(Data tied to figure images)
»»
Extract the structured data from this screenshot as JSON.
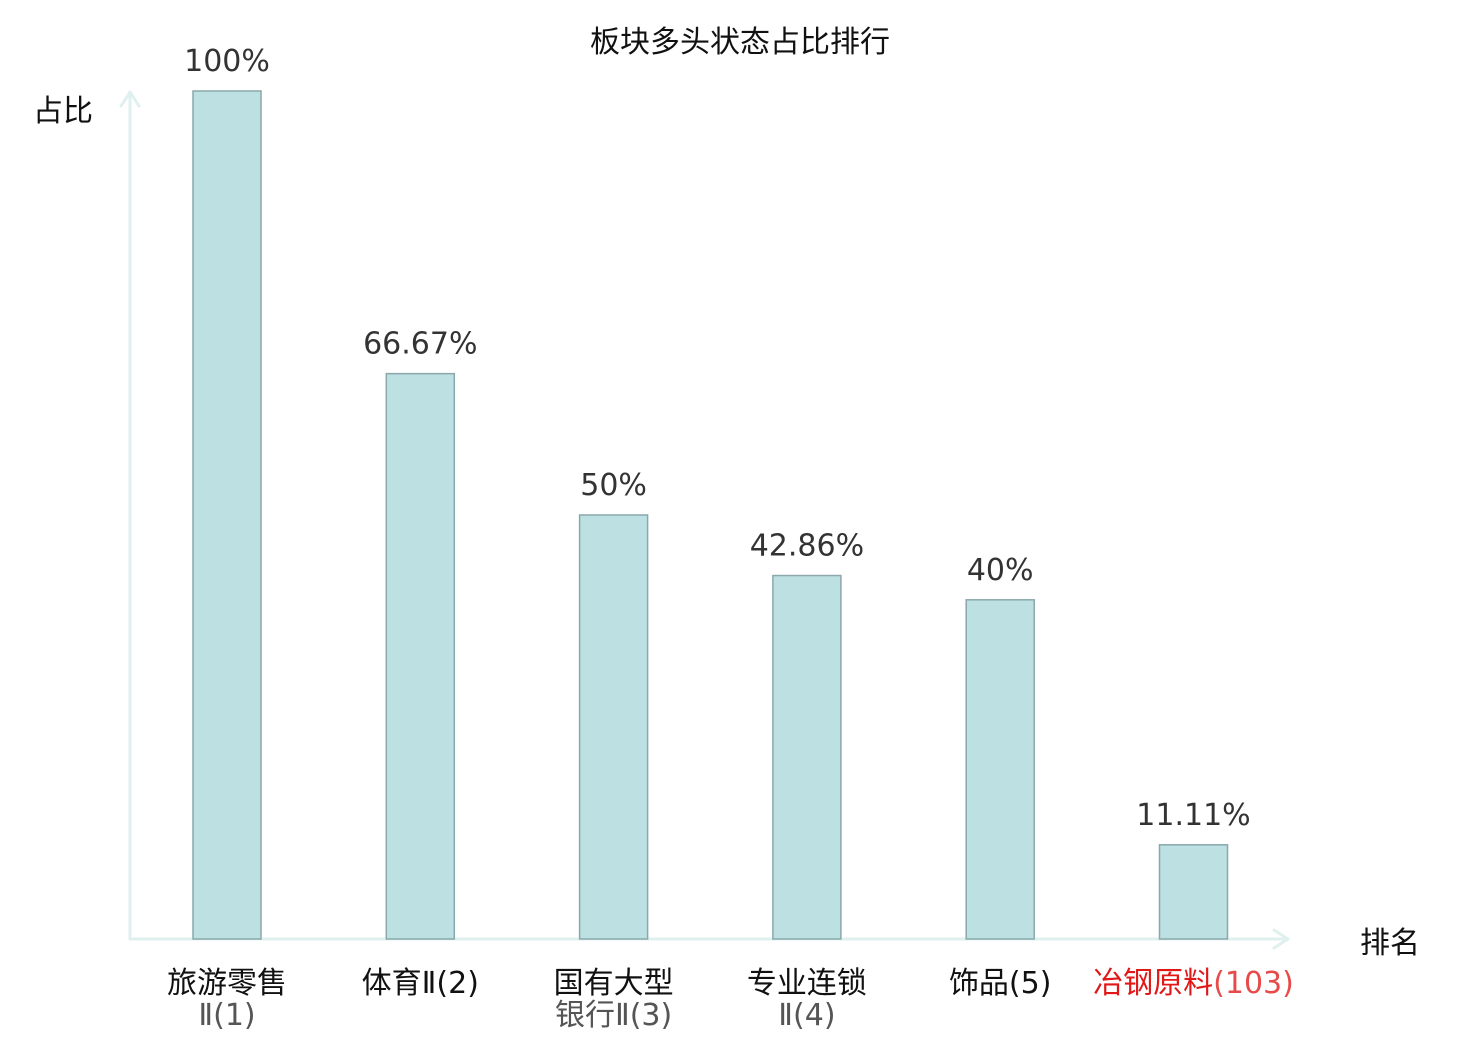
{
  "chart_data": {
    "type": "bar",
    "title": "板块多头状态占比排行",
    "ylabel": "占比",
    "xlabel": "排名",
    "ylim": [
      0,
      100
    ],
    "grid": false,
    "categories": [
      {
        "lines": [
          "旅游零售",
          "Ⅱ(1)"
        ],
        "highlight": false
      },
      {
        "lines": [
          "体育Ⅱ(2)"
        ],
        "highlight": false
      },
      {
        "lines": [
          "国有大型",
          "银行Ⅱ(3)"
        ],
        "highlight": false
      },
      {
        "lines": [
          "专业连锁",
          "Ⅱ(4)"
        ],
        "highlight": false
      },
      {
        "lines": [
          "饰品(5)"
        ],
        "highlight": false
      },
      {
        "lines": [
          [
            "冶钢原料",
            "(103)"
          ]
        ],
        "highlight": true
      }
    ],
    "values": [
      100,
      66.67,
      50,
      42.86,
      40,
      11.11
    ],
    "value_labels": [
      "100%",
      "66.67%",
      "50%",
      "42.86%",
      "40%",
      "11.11%"
    ],
    "colors": {
      "bar_fill": "#bde0e2",
      "bar_stroke": "#8aa8ab",
      "axis": "#dff1ee",
      "text": "#333333",
      "label_dark": "#111111",
      "label_gray": "#555555",
      "highlight_main": "#e01818",
      "highlight_sub": "#e84a4a"
    }
  }
}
««
EXERCISE DIRECTIONS => Restate each of the entries above word for word and skip every image.

RESULT FOR THIS EXERCISE =>
Extract the structured data from this screenshot as JSON.
{
  "chart_data": {
    "type": "bar",
    "title": "板块多头状态占比排行",
    "ylabel": "占比",
    "xlabel": "排名",
    "ylim": [
      0,
      100
    ],
    "grid": false,
    "categories": [
      {
        "lines": [
          "旅游零售",
          "Ⅱ(1)"
        ],
        "highlight": false
      },
      {
        "lines": [
          "体育Ⅱ(2)"
        ],
        "highlight": false
      },
      {
        "lines": [
          "国有大型",
          "银行Ⅱ(3)"
        ],
        "highlight": false
      },
      {
        "lines": [
          "专业连锁",
          "Ⅱ(4)"
        ],
        "highlight": false
      },
      {
        "lines": [
          "饰品(5)"
        ],
        "highlight": false
      },
      {
        "lines": [
          [
            "冶钢原料",
            "(103)"
          ]
        ],
        "highlight": true
      }
    ],
    "values": [
      100,
      66.67,
      50,
      42.86,
      40,
      11.11
    ],
    "value_labels": [
      "100%",
      "66.67%",
      "50%",
      "42.86%",
      "40%",
      "11.11%"
    ],
    "colors": {
      "bar_fill": "#bde0e2",
      "bar_stroke": "#8aa8ab",
      "axis": "#dff1ee",
      "text": "#333333",
      "label_dark": "#111111",
      "label_gray": "#555555",
      "highlight_main": "#e01818",
      "highlight_sub": "#e84a4a"
    }
  }
}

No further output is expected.